- **Dataset entries**:
****************
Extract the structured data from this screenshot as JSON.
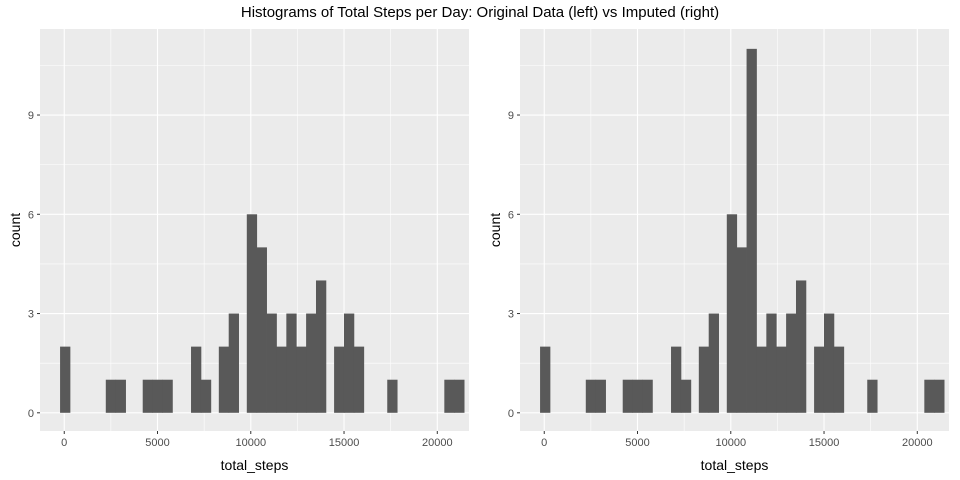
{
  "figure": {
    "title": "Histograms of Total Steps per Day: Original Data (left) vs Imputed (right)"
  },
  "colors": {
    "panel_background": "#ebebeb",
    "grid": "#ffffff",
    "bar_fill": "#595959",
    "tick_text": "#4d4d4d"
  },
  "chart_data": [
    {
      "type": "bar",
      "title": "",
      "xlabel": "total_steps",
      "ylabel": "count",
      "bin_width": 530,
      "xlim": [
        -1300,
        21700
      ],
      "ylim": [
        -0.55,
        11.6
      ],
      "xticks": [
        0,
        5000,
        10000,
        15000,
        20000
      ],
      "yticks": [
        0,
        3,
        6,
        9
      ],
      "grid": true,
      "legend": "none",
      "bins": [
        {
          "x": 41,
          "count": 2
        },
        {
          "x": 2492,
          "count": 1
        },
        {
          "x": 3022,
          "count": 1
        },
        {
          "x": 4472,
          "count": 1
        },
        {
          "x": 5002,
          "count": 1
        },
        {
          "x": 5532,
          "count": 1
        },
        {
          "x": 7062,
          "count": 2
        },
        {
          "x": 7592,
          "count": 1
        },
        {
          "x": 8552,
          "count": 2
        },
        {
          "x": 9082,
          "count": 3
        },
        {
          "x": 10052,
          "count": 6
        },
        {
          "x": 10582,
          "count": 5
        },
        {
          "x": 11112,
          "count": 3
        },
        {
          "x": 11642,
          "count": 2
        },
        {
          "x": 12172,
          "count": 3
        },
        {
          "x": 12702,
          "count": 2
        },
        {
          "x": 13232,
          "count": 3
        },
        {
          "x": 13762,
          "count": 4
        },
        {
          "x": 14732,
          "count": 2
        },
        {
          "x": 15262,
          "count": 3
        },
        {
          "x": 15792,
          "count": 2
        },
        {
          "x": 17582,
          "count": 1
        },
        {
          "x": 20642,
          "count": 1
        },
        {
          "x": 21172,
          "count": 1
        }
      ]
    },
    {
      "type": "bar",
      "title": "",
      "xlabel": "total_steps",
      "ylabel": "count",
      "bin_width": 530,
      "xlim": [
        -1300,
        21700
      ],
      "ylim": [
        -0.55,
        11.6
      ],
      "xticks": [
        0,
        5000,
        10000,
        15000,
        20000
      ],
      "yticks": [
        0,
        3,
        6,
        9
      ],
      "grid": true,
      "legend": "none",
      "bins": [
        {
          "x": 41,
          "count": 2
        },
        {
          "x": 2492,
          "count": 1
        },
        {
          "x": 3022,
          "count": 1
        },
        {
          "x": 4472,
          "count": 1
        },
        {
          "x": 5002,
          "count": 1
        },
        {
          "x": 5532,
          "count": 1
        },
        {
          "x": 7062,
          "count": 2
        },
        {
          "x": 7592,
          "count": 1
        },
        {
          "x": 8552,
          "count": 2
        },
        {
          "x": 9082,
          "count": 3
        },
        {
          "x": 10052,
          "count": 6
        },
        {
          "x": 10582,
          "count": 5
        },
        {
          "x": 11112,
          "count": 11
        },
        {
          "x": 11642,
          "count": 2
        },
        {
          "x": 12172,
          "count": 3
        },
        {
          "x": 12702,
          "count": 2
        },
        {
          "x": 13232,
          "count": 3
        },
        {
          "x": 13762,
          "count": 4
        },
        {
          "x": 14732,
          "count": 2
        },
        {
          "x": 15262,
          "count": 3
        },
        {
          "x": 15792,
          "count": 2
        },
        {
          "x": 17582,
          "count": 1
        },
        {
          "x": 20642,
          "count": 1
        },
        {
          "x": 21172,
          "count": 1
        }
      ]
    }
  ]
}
****************
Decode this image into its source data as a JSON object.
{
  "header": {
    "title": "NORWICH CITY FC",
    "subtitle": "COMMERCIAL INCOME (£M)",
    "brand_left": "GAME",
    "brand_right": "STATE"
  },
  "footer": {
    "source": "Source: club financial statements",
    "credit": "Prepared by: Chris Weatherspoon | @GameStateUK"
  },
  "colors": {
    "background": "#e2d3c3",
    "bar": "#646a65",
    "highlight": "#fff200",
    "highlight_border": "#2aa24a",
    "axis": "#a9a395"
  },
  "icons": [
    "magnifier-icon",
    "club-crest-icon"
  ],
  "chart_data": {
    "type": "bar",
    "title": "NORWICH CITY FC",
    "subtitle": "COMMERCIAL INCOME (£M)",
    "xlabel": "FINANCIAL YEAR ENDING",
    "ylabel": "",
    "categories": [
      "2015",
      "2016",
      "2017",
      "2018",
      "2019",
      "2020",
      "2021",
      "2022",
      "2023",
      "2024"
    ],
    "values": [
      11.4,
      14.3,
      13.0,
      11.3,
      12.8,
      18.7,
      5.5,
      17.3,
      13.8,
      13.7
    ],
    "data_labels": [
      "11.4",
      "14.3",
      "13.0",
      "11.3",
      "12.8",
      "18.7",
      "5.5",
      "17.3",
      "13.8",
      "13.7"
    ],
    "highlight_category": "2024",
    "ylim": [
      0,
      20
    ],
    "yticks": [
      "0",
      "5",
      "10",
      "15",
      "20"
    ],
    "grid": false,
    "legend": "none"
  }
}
****************
- **Description of the task**: Write out every line of the entries that holds the word "this".

- **Right answer**:
Extract the structured data from this screenshot as JSON.
Decode this image into its source data as a JSON object.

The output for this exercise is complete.